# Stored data
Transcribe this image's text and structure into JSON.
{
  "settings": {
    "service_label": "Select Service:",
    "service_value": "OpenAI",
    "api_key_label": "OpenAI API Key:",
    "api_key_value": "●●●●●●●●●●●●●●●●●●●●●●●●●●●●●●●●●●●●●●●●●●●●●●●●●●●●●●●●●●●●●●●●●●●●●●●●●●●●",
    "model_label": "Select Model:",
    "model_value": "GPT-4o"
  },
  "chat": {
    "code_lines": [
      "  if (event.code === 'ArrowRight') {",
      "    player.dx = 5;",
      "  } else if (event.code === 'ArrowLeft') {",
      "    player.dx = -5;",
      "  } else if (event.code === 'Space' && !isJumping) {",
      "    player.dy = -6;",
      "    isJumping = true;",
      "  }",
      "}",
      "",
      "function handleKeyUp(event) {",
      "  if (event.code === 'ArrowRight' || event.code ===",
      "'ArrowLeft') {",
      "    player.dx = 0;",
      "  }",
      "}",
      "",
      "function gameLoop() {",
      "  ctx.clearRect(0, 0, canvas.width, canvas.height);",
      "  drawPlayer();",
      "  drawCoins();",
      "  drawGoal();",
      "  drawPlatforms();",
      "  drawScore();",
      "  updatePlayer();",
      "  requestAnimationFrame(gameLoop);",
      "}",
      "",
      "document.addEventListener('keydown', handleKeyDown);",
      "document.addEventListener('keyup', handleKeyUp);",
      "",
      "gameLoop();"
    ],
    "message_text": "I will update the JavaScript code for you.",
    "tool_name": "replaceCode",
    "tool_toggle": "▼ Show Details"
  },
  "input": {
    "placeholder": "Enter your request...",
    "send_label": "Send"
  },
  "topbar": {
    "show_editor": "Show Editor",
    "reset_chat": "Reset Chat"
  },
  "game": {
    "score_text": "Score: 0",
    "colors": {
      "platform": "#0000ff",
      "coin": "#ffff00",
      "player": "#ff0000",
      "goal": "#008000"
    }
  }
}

# What the exercise asks
Identify the lines of the data that contain the word "ArrowRight". Copy each of them.

# Task solution
      "  if (event.code === 'ArrowRight') {",
      "  if (event.code === 'ArrowRight' || event.code ===",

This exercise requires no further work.